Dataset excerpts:
_____

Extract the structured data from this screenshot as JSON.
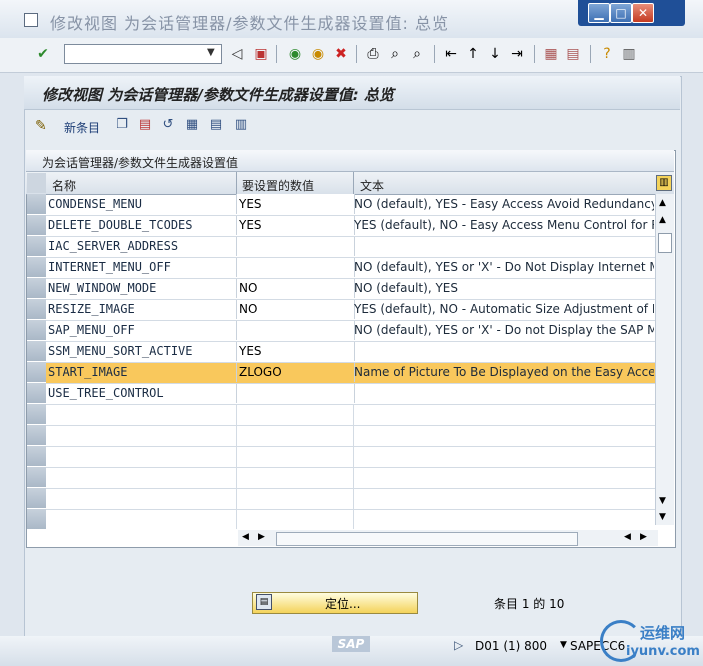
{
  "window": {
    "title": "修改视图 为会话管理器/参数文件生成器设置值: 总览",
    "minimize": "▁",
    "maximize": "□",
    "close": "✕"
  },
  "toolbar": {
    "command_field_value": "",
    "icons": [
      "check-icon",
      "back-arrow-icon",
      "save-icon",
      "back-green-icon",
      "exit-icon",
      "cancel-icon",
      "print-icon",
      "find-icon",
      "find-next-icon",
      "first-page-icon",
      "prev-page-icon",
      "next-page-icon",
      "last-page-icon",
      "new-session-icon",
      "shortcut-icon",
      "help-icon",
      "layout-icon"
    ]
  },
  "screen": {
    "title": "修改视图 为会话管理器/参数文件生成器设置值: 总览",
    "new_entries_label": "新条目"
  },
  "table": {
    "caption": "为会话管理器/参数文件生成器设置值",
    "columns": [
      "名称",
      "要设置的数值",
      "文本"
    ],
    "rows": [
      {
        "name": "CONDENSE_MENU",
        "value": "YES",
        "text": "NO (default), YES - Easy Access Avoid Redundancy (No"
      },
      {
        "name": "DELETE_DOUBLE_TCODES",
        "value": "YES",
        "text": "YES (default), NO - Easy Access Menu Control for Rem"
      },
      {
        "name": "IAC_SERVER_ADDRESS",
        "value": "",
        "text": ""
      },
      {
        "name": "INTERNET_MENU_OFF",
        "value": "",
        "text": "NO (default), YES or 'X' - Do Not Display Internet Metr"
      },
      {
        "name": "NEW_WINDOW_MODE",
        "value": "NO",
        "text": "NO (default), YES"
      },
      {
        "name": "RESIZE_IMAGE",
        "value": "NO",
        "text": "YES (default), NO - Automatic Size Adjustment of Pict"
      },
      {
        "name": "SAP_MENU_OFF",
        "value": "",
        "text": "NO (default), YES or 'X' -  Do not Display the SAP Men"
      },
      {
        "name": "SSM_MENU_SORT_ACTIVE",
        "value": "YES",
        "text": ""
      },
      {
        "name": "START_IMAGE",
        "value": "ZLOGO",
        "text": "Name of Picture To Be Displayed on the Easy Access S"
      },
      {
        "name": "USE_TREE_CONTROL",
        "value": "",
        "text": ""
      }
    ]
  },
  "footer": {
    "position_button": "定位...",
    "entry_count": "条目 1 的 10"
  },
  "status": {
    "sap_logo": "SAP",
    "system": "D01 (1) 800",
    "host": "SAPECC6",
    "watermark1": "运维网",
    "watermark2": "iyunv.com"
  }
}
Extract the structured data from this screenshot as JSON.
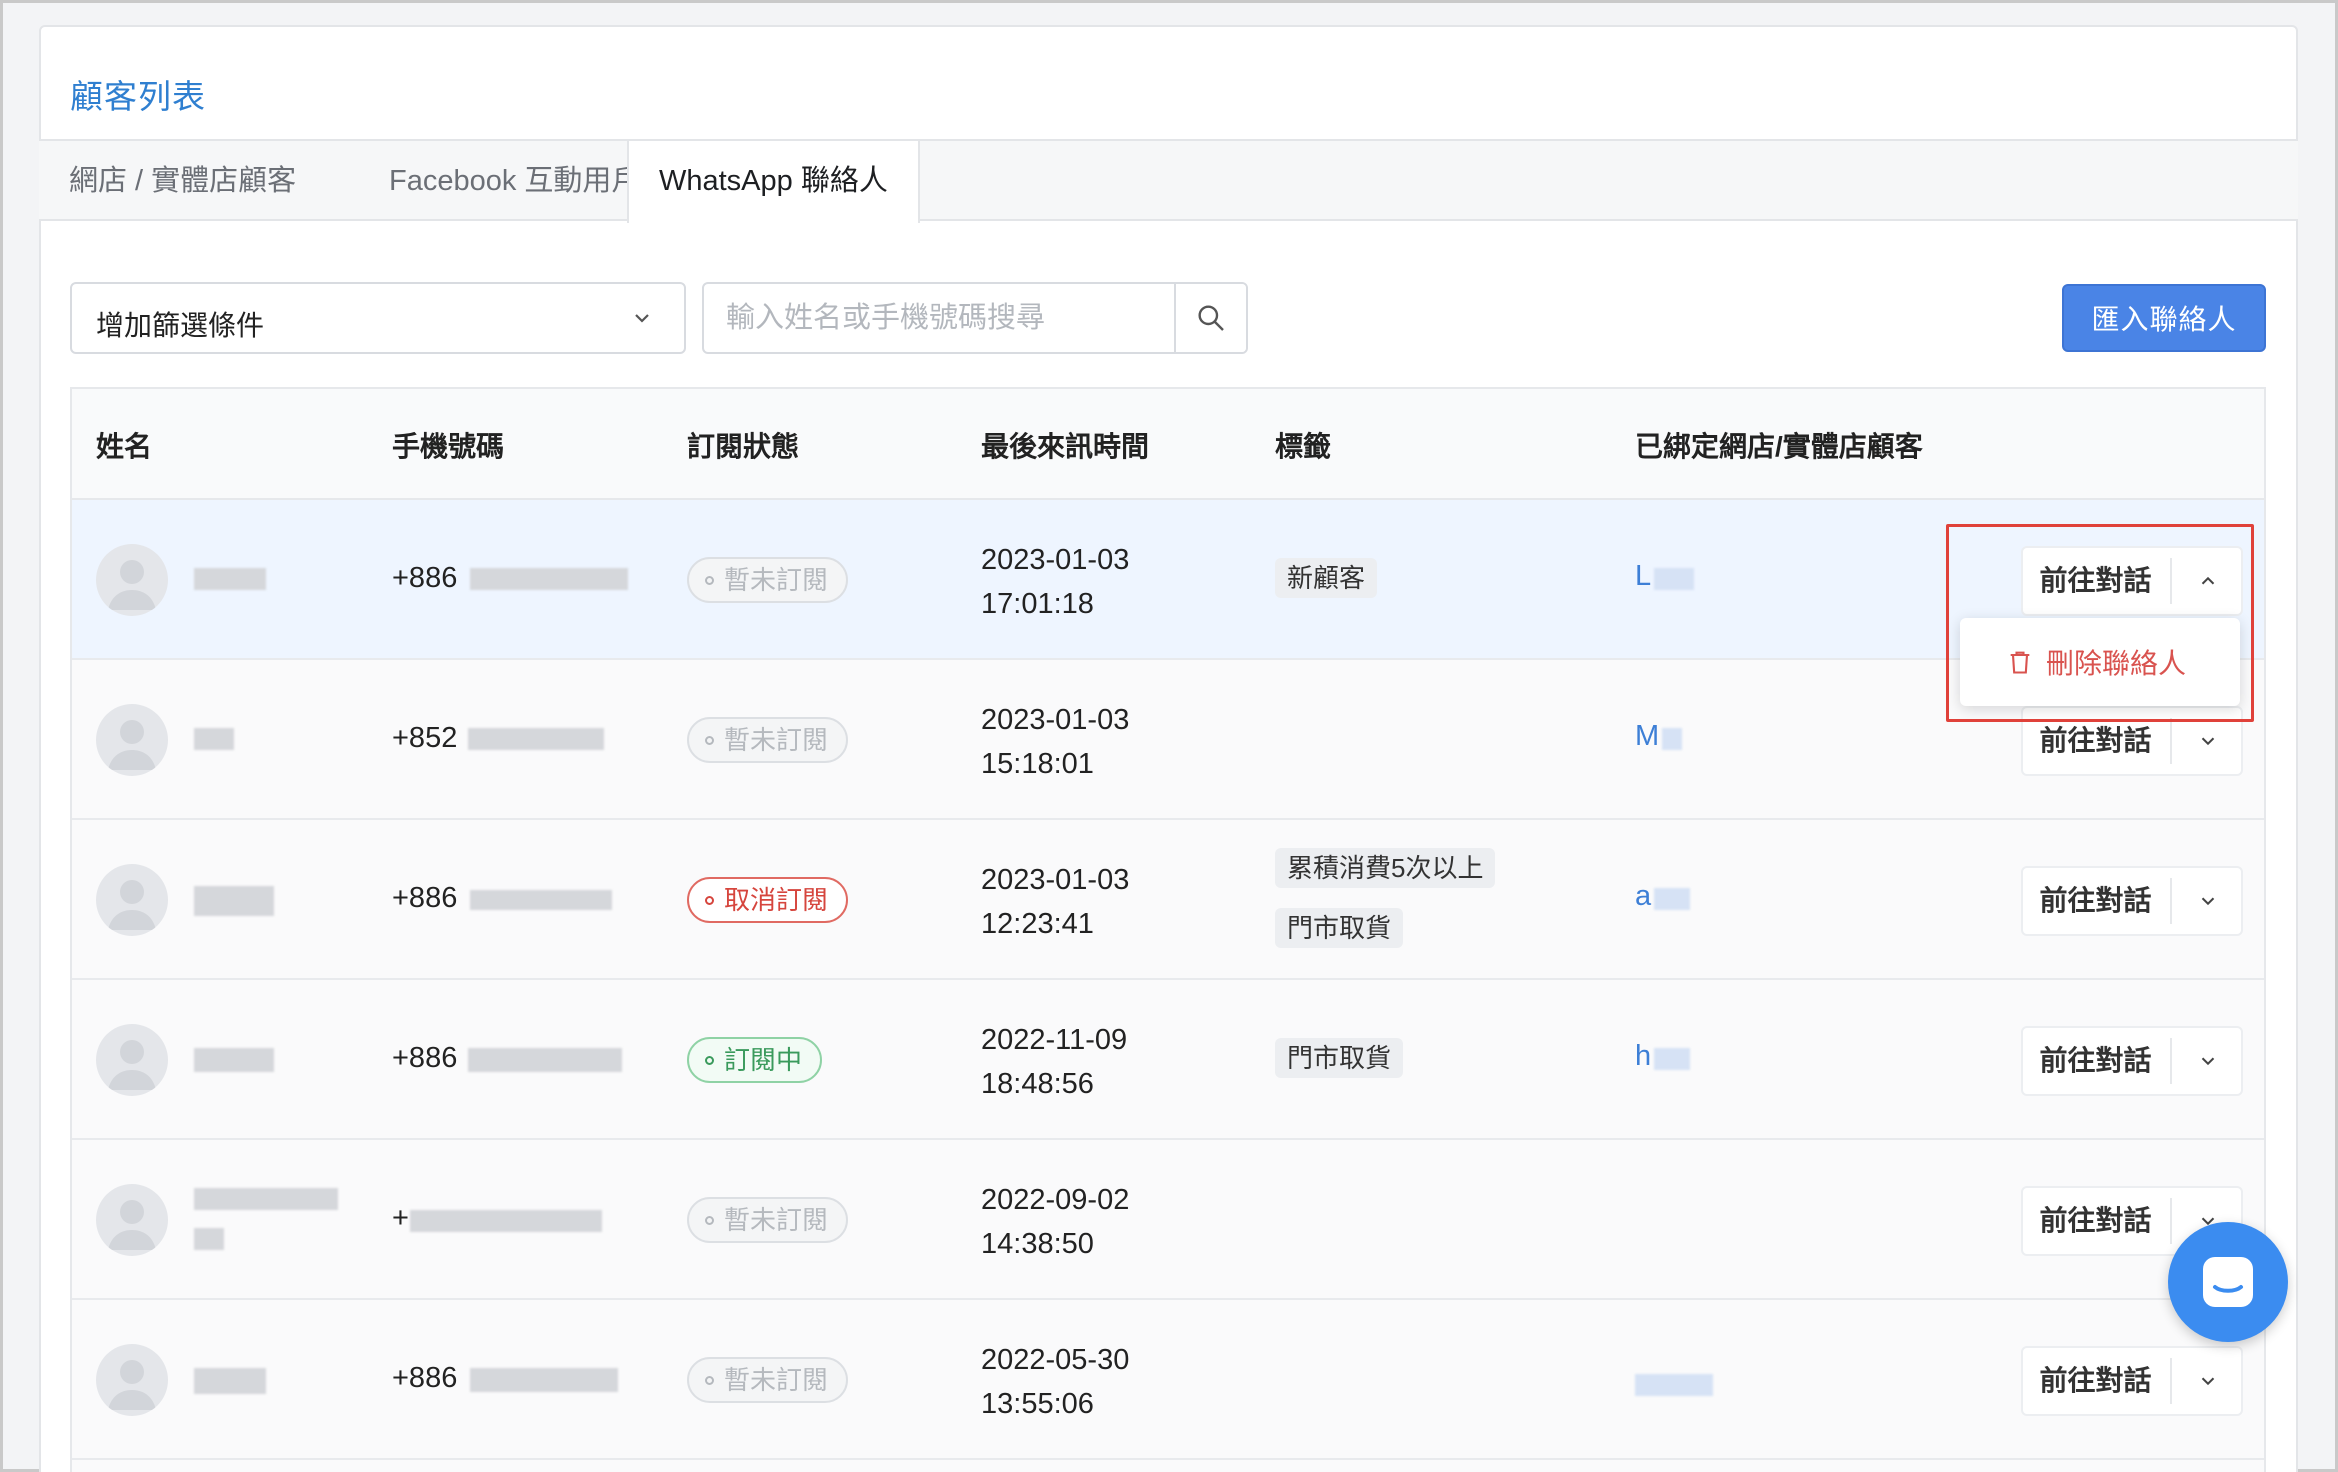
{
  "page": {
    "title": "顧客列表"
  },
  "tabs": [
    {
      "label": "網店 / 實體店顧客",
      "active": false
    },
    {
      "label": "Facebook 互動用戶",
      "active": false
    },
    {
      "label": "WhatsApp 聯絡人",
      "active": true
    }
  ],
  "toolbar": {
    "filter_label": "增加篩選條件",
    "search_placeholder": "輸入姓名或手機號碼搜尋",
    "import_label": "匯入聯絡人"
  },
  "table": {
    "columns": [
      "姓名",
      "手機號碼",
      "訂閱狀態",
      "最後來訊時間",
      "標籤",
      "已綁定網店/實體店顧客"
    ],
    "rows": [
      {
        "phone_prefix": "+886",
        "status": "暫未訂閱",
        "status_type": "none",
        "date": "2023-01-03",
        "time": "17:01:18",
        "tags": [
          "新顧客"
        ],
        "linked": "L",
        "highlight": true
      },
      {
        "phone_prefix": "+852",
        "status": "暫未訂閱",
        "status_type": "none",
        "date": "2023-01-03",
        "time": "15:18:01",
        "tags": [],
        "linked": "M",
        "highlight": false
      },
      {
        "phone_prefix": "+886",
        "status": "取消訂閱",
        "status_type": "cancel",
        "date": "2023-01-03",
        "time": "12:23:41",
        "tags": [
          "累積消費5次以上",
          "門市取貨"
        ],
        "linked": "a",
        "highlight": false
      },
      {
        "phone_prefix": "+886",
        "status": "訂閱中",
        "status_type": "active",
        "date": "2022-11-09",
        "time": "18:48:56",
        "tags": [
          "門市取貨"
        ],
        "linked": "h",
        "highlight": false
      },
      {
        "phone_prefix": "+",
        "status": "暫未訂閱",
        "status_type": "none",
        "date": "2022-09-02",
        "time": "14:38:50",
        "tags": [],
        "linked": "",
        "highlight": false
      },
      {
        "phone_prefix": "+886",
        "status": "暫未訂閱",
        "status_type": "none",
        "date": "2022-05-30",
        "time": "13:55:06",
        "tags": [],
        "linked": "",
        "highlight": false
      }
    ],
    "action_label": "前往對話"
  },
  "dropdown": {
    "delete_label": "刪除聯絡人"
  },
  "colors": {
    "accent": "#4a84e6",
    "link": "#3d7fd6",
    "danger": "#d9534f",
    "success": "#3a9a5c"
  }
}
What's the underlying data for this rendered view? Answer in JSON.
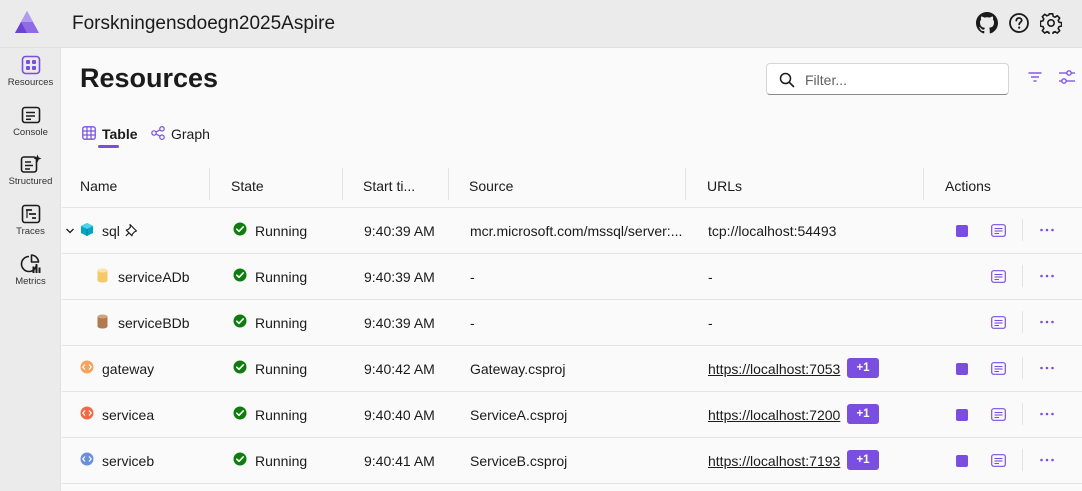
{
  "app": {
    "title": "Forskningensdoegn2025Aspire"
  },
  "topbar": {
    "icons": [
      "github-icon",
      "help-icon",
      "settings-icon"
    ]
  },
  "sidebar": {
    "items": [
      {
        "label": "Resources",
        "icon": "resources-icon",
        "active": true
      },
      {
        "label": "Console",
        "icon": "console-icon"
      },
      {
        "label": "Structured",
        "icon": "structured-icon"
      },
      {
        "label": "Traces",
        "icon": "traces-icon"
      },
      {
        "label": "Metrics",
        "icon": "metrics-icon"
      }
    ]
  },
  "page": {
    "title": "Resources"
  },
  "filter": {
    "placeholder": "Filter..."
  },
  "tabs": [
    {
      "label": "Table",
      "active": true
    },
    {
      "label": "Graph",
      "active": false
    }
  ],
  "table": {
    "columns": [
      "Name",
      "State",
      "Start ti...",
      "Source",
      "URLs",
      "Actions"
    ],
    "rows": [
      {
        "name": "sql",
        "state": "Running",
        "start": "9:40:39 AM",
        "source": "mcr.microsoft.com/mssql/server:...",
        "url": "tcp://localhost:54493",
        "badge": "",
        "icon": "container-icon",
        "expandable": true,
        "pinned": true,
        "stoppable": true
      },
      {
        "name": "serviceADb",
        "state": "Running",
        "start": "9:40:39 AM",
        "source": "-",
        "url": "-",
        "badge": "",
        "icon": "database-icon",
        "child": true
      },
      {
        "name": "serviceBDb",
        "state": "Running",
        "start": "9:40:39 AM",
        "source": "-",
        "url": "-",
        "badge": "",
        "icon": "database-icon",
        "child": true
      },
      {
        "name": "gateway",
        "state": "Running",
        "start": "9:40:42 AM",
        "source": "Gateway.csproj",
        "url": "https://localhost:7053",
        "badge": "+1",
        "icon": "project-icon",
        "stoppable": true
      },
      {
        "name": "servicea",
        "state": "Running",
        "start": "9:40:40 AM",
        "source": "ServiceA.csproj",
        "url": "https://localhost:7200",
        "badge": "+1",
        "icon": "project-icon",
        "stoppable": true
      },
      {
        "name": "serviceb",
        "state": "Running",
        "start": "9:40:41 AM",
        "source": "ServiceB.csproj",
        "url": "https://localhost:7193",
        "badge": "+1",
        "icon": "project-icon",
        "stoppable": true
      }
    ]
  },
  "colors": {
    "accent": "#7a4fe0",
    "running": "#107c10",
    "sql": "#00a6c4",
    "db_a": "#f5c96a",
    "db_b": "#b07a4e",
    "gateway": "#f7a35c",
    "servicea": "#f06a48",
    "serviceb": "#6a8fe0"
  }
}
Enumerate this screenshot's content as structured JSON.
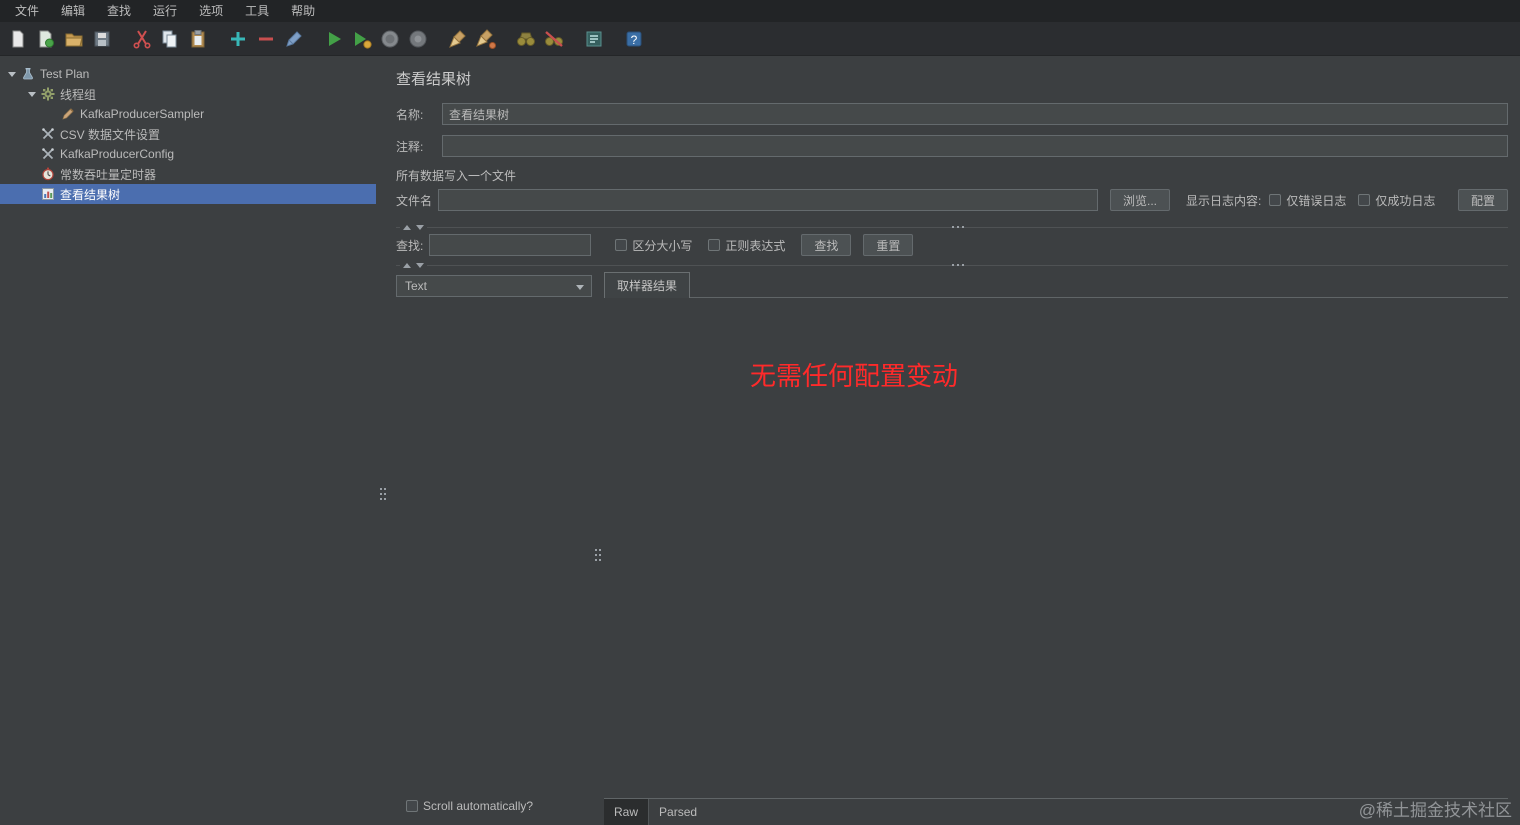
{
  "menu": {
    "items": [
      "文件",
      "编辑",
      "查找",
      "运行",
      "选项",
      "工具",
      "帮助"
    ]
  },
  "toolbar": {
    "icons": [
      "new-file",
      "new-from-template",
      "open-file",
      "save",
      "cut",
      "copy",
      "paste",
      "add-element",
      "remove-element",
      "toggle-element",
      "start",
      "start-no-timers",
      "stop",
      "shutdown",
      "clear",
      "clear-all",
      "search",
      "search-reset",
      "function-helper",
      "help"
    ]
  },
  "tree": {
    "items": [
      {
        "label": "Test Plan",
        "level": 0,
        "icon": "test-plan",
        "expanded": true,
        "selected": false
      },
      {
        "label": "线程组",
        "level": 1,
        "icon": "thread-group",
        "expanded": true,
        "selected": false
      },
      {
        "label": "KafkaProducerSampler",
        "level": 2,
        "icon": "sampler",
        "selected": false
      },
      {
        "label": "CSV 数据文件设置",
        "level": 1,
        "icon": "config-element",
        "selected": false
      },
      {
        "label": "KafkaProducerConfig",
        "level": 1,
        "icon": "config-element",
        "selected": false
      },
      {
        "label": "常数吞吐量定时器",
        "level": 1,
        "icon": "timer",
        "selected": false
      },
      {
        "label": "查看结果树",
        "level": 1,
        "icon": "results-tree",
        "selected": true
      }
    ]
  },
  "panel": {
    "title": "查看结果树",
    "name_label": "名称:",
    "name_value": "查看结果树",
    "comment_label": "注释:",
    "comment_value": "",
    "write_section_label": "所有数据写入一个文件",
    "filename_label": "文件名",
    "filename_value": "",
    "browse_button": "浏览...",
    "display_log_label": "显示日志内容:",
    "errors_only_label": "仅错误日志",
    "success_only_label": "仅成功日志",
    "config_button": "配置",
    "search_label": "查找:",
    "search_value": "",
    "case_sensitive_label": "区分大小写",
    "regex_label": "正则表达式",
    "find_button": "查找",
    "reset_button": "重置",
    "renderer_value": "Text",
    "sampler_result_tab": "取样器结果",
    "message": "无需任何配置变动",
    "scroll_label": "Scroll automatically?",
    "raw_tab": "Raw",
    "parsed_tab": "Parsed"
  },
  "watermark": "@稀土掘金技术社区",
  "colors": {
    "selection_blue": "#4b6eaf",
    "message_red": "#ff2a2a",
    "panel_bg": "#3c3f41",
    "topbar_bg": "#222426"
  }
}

_____

Return every line above that contains the word "localhost".

        "url": "tcp://localhost:54493",
        "url": "https://localhost:7053",
        "url": "https://localhost:7200",
        "url": "https://localhost:7193",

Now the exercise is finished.